## Source records
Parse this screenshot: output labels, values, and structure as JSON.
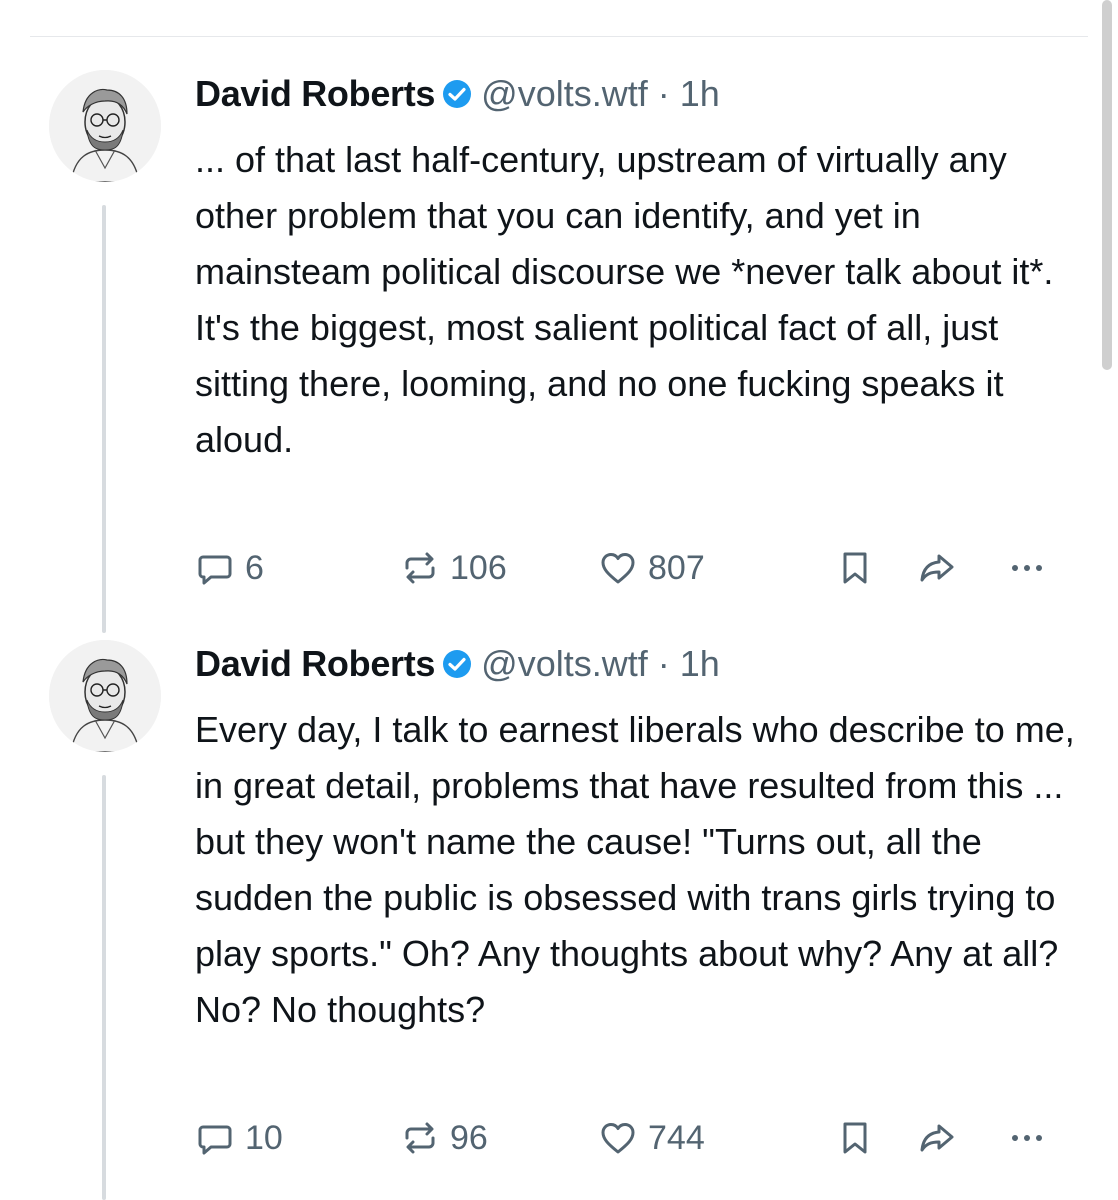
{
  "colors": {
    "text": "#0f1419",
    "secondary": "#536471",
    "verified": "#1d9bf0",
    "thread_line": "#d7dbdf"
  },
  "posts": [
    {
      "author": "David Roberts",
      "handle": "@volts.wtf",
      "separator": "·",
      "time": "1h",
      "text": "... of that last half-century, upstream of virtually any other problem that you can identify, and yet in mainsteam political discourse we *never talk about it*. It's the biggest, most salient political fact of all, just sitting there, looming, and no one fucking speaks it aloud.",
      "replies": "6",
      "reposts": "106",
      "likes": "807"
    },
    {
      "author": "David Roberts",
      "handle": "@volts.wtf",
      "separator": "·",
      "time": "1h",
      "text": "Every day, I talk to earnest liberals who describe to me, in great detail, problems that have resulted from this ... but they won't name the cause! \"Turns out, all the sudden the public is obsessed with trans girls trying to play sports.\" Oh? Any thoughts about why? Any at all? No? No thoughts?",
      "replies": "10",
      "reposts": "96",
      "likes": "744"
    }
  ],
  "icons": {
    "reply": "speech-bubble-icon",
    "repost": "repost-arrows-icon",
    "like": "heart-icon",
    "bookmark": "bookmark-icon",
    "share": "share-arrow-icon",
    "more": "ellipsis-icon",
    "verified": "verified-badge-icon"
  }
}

## Work to be completed
Write the listing above out again exactly, dropping each image.

## Worked answer
Parse this screenshot: output labels, values, and structure as JSON.
{
  "colors": {
    "text": "#0f1419",
    "secondary": "#536471",
    "verified": "#1d9bf0",
    "thread_line": "#d7dbdf"
  },
  "posts": [
    {
      "author": "David Roberts",
      "handle": "@volts.wtf",
      "separator": "·",
      "time": "1h",
      "text": "... of that last half-century, upstream of virtually any other problem that you can identify, and yet in mainsteam political discourse we *never talk about it*. It's the biggest, most salient political fact of all, just sitting there, looming, and no one fucking speaks it aloud.",
      "replies": "6",
      "reposts": "106",
      "likes": "807"
    },
    {
      "author": "David Roberts",
      "handle": "@volts.wtf",
      "separator": "·",
      "time": "1h",
      "text": "Every day, I talk to earnest liberals who describe to me, in great detail, problems that have resulted from this ... but they won't name the cause! \"Turns out, all the sudden the public is obsessed with trans girls trying to play sports.\" Oh? Any thoughts about why? Any at all? No? No thoughts?",
      "replies": "10",
      "reposts": "96",
      "likes": "744"
    }
  ],
  "icons": {
    "reply": "speech-bubble-icon",
    "repost": "repost-arrows-icon",
    "like": "heart-icon",
    "bookmark": "bookmark-icon",
    "share": "share-arrow-icon",
    "more": "ellipsis-icon",
    "verified": "verified-badge-icon"
  }
}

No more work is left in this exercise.